Filter the entries, keeping every line with the word "JSON".

*MATERIALS PROVIDED*:
┌──
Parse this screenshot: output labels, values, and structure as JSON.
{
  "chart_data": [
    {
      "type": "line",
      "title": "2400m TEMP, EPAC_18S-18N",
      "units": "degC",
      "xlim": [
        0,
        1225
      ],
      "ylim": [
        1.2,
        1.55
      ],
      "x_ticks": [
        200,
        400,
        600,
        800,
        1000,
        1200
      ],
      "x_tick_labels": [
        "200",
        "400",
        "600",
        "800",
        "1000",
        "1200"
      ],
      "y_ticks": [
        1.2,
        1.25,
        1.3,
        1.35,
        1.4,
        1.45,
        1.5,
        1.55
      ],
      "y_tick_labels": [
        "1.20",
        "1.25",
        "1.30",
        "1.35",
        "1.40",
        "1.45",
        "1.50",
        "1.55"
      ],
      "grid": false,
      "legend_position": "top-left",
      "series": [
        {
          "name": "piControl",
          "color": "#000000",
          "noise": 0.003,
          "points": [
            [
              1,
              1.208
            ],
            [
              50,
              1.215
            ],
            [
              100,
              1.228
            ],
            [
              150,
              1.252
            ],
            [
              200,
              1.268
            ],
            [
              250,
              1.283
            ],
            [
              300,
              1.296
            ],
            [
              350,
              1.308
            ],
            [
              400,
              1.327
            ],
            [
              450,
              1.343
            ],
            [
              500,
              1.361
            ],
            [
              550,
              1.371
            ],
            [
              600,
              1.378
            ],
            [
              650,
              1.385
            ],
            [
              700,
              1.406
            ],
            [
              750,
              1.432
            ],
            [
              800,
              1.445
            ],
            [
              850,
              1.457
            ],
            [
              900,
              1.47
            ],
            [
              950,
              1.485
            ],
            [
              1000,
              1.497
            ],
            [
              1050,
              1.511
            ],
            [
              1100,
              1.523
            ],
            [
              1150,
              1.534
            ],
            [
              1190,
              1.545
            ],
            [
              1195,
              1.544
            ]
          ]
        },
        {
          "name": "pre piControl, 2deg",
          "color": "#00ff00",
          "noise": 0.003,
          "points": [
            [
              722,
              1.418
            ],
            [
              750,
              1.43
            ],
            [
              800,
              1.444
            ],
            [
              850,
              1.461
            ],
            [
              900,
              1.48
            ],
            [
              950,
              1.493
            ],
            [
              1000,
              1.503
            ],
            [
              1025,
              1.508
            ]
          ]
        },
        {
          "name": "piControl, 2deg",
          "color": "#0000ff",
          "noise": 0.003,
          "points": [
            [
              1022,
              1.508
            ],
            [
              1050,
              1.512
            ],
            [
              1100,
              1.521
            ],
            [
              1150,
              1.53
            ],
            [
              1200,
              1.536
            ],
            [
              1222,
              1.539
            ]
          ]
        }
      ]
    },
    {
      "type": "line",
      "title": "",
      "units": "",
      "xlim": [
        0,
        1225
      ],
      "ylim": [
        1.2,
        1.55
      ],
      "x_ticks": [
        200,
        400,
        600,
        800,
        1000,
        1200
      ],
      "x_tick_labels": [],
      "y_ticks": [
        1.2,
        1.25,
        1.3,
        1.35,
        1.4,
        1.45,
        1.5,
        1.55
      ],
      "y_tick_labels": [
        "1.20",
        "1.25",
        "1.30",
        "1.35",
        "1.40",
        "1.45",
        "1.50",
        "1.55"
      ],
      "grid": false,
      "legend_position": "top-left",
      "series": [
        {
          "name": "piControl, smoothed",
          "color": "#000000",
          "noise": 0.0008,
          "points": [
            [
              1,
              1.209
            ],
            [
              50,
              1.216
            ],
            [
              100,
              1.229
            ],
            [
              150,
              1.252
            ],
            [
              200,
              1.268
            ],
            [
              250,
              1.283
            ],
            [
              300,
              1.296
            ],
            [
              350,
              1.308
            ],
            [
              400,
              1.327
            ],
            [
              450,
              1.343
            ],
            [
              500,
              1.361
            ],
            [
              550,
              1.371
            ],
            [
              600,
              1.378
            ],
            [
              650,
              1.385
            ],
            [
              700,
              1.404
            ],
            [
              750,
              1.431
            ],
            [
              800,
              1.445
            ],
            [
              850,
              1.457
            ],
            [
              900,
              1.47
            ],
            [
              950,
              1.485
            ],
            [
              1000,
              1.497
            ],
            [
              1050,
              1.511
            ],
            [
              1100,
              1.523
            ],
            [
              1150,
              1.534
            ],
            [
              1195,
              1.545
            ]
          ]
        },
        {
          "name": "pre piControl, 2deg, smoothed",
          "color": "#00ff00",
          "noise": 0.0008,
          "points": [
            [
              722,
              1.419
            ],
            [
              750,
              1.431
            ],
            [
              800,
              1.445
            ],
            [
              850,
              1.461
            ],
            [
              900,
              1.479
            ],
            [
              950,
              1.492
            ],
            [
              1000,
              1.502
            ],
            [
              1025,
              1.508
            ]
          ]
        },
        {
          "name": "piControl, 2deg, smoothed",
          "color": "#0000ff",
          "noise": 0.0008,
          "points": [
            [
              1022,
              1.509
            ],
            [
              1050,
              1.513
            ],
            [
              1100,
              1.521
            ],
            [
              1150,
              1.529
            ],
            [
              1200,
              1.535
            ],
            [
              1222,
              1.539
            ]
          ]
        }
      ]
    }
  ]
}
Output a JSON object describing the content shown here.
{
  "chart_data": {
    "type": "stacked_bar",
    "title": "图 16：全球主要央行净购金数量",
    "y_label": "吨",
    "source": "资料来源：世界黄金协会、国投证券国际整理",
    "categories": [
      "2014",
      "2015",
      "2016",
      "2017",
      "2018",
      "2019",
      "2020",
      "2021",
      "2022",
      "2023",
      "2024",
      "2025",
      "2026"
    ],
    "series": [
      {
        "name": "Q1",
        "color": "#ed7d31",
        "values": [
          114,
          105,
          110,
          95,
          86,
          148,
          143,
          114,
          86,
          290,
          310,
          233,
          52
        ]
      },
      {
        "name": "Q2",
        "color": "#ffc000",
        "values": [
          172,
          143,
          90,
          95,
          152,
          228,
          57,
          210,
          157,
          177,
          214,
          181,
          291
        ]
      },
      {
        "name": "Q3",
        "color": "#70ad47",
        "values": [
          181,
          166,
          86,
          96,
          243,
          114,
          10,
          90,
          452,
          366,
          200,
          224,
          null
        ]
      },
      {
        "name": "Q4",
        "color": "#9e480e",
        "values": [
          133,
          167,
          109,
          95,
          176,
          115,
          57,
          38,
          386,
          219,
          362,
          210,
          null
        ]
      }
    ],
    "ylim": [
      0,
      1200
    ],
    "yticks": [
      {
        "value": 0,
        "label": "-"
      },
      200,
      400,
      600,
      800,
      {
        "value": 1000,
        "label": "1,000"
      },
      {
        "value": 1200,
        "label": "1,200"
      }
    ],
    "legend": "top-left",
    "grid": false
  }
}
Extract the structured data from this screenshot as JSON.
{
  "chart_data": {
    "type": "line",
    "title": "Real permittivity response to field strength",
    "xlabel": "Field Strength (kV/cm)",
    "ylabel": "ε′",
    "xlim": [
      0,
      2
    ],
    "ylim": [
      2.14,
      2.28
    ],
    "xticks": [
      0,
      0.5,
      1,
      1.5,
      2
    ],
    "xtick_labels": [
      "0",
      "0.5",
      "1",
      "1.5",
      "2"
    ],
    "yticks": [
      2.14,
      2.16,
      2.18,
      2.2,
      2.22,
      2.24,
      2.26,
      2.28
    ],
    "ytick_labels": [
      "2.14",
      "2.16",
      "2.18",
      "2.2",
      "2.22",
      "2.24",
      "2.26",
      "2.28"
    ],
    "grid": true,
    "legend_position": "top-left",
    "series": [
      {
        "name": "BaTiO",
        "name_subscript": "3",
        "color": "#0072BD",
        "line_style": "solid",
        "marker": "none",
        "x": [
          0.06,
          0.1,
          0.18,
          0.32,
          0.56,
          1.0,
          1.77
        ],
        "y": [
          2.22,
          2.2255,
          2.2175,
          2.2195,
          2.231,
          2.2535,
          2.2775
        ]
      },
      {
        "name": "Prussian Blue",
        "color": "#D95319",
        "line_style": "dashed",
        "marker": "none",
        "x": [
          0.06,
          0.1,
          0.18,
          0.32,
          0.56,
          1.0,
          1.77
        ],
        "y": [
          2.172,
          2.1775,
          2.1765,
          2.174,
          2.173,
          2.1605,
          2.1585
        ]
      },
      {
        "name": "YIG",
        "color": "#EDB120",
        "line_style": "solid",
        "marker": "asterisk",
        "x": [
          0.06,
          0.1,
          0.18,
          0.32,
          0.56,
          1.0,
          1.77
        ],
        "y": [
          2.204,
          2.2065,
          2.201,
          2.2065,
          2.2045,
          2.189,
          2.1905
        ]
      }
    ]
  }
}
└──
*EXERCISE SOLUTION*:
Parse this screenshot: output labels, values, and structure as JSON.
Output a JSON object describing the content shown here.
Extract the structured data from this screenshot as JSON.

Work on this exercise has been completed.